Check each line of the records for "población"; collect those that have it.

---

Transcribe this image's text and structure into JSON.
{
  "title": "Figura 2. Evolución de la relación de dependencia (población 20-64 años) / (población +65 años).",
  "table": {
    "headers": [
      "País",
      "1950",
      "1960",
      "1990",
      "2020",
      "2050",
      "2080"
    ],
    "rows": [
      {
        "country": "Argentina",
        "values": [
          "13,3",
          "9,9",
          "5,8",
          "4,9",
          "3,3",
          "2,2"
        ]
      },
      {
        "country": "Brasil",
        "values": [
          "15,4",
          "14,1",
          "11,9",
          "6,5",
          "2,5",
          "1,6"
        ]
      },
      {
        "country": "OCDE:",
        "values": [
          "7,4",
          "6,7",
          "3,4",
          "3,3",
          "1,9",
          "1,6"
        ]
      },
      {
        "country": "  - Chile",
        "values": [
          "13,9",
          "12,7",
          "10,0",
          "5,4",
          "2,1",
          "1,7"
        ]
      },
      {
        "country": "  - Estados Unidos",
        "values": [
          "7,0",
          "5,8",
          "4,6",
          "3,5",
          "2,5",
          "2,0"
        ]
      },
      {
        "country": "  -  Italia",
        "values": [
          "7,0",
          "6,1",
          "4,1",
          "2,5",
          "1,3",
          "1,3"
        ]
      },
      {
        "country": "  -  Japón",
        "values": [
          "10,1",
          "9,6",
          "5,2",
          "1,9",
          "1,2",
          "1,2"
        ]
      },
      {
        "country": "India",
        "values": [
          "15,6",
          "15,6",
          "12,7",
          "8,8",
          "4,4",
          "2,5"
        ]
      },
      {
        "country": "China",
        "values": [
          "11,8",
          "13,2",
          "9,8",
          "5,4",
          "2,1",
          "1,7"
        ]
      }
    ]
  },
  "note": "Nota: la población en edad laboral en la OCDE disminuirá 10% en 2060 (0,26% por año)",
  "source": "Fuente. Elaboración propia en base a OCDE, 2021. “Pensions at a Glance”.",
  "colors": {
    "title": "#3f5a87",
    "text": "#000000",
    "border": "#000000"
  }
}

---

▸ **SOLUTION TO THIS EXERCISE**
  "title": "Figura 2. Evolución de la relación de dependencia (población 20-64 años) / (población +65 años).",
  "note": "Nota: la población en edad laboral en la OCDE disminuirá 10% en 2060 (0,26% por año)",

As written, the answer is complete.